(Records from a data collection)
>> Start

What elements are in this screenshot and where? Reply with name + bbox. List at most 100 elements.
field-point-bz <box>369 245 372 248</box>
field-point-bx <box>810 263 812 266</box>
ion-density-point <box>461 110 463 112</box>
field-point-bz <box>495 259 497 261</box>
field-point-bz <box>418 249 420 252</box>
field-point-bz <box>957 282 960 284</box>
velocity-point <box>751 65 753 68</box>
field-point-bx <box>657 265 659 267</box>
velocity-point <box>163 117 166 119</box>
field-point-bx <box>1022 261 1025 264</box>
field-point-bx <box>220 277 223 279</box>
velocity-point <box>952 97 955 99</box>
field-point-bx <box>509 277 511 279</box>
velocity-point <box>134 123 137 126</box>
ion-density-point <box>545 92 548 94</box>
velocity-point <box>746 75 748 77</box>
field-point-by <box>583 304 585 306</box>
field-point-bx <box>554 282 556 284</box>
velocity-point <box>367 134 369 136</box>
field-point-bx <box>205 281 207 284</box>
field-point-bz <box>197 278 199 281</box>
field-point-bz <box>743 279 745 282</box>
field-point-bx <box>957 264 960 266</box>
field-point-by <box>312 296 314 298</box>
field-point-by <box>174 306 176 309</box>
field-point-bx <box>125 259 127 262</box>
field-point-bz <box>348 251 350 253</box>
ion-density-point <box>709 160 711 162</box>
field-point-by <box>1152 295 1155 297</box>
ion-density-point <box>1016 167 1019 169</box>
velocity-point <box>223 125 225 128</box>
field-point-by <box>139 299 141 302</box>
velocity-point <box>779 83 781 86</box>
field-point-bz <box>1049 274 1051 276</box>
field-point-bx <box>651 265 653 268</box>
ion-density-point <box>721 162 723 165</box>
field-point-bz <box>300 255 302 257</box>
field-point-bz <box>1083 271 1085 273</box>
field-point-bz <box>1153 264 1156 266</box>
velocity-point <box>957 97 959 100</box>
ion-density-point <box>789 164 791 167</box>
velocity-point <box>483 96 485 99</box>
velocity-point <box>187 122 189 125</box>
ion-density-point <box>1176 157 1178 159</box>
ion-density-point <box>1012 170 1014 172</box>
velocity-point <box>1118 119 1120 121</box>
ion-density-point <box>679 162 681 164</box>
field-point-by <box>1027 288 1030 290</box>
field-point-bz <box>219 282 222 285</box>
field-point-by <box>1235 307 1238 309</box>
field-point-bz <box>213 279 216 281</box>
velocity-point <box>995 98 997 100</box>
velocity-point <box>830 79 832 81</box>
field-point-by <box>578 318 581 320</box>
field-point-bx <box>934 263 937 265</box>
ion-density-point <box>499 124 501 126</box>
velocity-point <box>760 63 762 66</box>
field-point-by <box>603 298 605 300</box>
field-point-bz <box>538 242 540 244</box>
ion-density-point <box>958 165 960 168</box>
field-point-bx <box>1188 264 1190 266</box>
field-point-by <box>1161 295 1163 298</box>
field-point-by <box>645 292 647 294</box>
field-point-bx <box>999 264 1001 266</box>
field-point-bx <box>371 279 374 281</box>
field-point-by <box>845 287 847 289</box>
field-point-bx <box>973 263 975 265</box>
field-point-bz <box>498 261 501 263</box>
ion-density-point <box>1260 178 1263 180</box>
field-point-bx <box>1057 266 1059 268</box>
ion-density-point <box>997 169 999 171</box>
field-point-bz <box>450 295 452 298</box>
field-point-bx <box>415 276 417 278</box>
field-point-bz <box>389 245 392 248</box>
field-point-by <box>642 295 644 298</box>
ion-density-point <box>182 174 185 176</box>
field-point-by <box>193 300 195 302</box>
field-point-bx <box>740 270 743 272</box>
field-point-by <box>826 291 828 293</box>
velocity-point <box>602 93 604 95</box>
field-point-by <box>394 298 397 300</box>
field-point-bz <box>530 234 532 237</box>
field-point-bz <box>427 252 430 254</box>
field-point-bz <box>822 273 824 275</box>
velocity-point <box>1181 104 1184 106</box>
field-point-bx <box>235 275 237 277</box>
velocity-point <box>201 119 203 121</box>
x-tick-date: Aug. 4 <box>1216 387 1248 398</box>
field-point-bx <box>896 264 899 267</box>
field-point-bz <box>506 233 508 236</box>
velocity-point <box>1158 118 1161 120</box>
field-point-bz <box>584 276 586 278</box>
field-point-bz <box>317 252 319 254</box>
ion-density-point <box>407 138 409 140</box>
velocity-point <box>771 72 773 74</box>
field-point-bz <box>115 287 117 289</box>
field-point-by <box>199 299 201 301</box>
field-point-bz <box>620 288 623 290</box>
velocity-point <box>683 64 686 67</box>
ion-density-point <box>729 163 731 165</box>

>> End

Written task – Repeat the material from its start through the line containing "velocity-point <box>995 98 997 100</box>", swapping "ion-density-point" for "density-point" and leaving everything else unchanged.

Answer –
What elements are in this screenshot and where? Reply with name + bbox. List at most 100 elements.
field-point-bz <box>369 245 372 248</box>
field-point-bx <box>810 263 812 266</box>
density-point <box>461 110 463 112</box>
field-point-bz <box>495 259 497 261</box>
field-point-bz <box>418 249 420 252</box>
field-point-bz <box>957 282 960 284</box>
velocity-point <box>751 65 753 68</box>
field-point-bx <box>657 265 659 267</box>
velocity-point <box>163 117 166 119</box>
field-point-bx <box>1022 261 1025 264</box>
field-point-bx <box>220 277 223 279</box>
velocity-point <box>952 97 955 99</box>
field-point-bx <box>509 277 511 279</box>
velocity-point <box>134 123 137 126</box>
density-point <box>545 92 548 94</box>
velocity-point <box>746 75 748 77</box>
field-point-by <box>583 304 585 306</box>
field-point-bx <box>554 282 556 284</box>
velocity-point <box>367 134 369 136</box>
field-point-bx <box>205 281 207 284</box>
field-point-bz <box>197 278 199 281</box>
field-point-bz <box>743 279 745 282</box>
field-point-bx <box>957 264 960 266</box>
field-point-by <box>312 296 314 298</box>
field-point-by <box>174 306 176 309</box>
field-point-bx <box>125 259 127 262</box>
field-point-bz <box>348 251 350 253</box>
density-point <box>709 160 711 162</box>
field-point-by <box>1152 295 1155 297</box>
density-point <box>1016 167 1019 169</box>
velocity-point <box>223 125 225 128</box>
field-point-by <box>139 299 141 302</box>
velocity-point <box>779 83 781 86</box>
field-point-bz <box>1049 274 1051 276</box>
field-point-bx <box>651 265 653 268</box>
density-point <box>721 162 723 165</box>
field-point-bz <box>300 255 302 257</box>
field-point-bz <box>1083 271 1085 273</box>
field-point-bz <box>1153 264 1156 266</box>
velocity-point <box>957 97 959 100</box>
density-point <box>789 164 791 167</box>
velocity-point <box>483 96 485 99</box>
velocity-point <box>187 122 189 125</box>
density-point <box>1176 157 1178 159</box>
density-point <box>1012 170 1014 172</box>
velocity-point <box>1118 119 1120 121</box>
density-point <box>679 162 681 164</box>
field-point-by <box>1027 288 1030 290</box>
field-point-bz <box>219 282 222 285</box>
field-point-by <box>1235 307 1238 309</box>
field-point-bz <box>213 279 216 281</box>
velocity-point <box>995 98 997 100</box>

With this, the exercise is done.